--- Raw records ---

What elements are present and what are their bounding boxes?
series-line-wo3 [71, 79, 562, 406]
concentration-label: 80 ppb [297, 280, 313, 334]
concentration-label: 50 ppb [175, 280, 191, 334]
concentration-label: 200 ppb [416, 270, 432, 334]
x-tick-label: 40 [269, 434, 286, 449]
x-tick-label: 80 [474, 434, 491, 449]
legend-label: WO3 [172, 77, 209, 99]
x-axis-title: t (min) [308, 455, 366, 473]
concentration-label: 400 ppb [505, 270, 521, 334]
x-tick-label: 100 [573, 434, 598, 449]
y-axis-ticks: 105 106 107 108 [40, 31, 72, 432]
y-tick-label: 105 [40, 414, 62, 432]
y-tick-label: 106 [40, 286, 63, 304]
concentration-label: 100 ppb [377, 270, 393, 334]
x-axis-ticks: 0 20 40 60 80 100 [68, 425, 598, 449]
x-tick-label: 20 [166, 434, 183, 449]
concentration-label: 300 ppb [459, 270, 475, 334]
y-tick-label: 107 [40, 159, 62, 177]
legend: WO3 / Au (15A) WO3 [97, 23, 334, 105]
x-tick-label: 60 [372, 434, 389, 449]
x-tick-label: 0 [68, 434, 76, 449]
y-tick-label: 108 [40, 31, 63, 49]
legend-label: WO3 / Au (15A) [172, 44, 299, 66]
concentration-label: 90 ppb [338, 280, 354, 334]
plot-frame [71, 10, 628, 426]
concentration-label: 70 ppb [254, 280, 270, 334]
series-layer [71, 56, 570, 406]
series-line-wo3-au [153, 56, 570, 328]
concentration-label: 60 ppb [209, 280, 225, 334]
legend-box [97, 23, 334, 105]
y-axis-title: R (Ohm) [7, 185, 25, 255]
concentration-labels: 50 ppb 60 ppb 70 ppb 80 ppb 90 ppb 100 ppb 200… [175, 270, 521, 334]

---

#### [Exercise]
Quote the entries above verbatim, starting at their first line and ending with the line that contains "x-tick-label: 100 [573, 434, 598, 449]", including both of those lines.

#### [Result for this exercise]
What elements are present and what are their bounding boxes?
series-line-wo3 [71, 79, 562, 406]
concentration-label: 80 ppb [297, 280, 313, 334]
concentration-label: 50 ppb [175, 280, 191, 334]
concentration-label: 200 ppb [416, 270, 432, 334]
x-tick-label: 40 [269, 434, 286, 449]
x-tick-label: 80 [474, 434, 491, 449]
legend-label: WO3 [172, 77, 209, 99]
x-axis-title: t (min) [308, 455, 366, 473]
concentration-label: 400 ppb [505, 270, 521, 334]
x-tick-label: 100 [573, 434, 598, 449]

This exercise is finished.